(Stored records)
========================

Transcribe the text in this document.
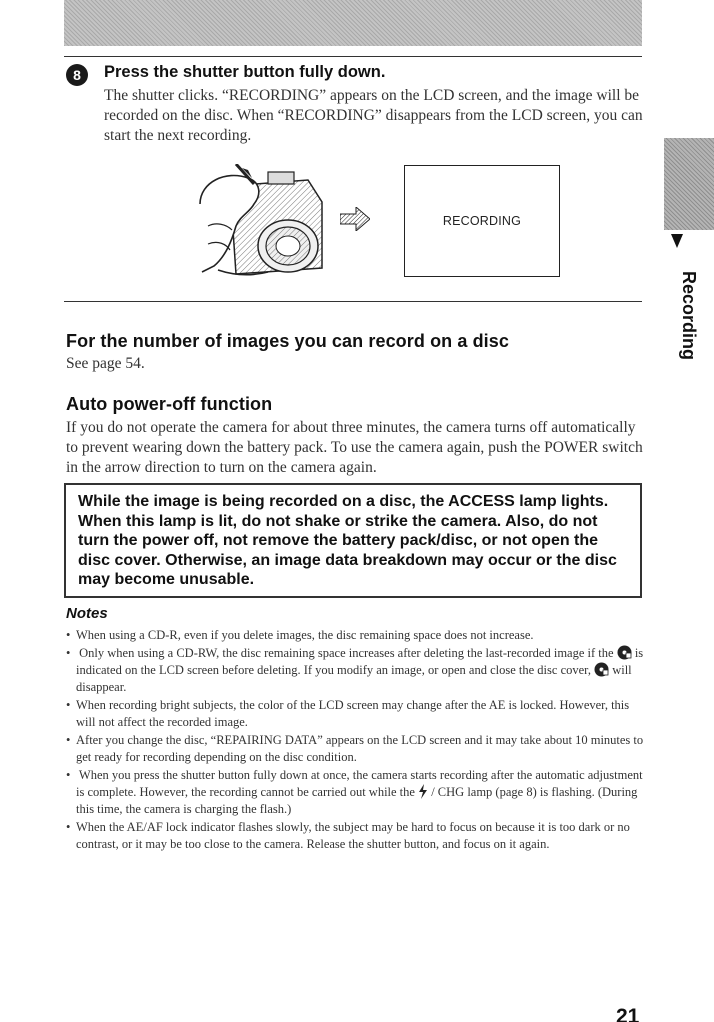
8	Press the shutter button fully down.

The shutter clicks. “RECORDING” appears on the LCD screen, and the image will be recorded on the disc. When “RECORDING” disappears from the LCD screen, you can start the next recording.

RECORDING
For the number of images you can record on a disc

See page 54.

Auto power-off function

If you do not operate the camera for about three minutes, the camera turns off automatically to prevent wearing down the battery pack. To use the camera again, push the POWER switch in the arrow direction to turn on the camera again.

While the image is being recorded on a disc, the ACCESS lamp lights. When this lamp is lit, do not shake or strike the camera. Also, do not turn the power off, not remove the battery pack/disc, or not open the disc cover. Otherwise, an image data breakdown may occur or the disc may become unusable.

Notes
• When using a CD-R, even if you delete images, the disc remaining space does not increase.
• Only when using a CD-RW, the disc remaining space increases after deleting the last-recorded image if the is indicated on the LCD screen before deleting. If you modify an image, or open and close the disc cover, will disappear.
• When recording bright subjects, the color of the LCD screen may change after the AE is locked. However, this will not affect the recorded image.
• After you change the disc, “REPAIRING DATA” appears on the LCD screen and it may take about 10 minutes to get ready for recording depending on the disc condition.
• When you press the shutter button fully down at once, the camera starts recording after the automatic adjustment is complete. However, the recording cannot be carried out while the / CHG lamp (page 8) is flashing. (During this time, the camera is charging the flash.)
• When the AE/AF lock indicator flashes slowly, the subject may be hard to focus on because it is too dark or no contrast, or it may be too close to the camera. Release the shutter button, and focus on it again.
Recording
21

========================

■ Work to do ■
Pictures in the data above should not be copied; transcribe everything else exactly.

■ Response to this task ■
Transcribe the text in this document.
8	Press the shutter button fully down.

The shutter clicks. “RECORDING” appears on the LCD screen, and the image will be recorded on the disc. When “RECORDING” disappears from the LCD screen, you can start the next recording.

RECORDING
For the number of images you can record on a disc

See page 54.

Auto power-off function

If you do not operate the camera for about three minutes, the camera turns off automatically to prevent wearing down the battery pack. To use the camera again, push the POWER switch in the arrow direction to turn on the camera again.

While the image is being recorded on a disc, the ACCESS lamp lights. When this lamp is lit, do not shake or strike the camera. Also, do not turn the power off, not remove the battery pack/disc, or not open the disc cover. Otherwise, an image data breakdown may occur or the disc may become unusable.

Notes
• When using a CD-R, even if you delete images, the disc remaining space does not increase.
• Only when using a CD-RW, the disc remaining space increases after deleting the last-recorded image if the is indicated on the LCD screen before deleting. If you modify an image, or open and close the disc cover, will disappear.
• When recording bright subjects, the color of the LCD screen may change after the AE is locked. However, this will not affect the recorded image.
• After you change the disc, “REPAIRING DATA” appears on the LCD screen and it may take about 10 minutes to get ready for recording depending on the disc condition.
• When you press the shutter button fully down at once, the camera starts recording after the automatic adjustment is complete. However, the recording cannot be carried out while the / CHG lamp (page 8) is flashing. (During this time, the camera is charging the flash.)
• When the AE/AF lock indicator flashes slowly, the subject may be hard to focus on because it is too dark or no contrast, or it may be too close to the camera. Release the shutter button, and focus on it again.
Recording
21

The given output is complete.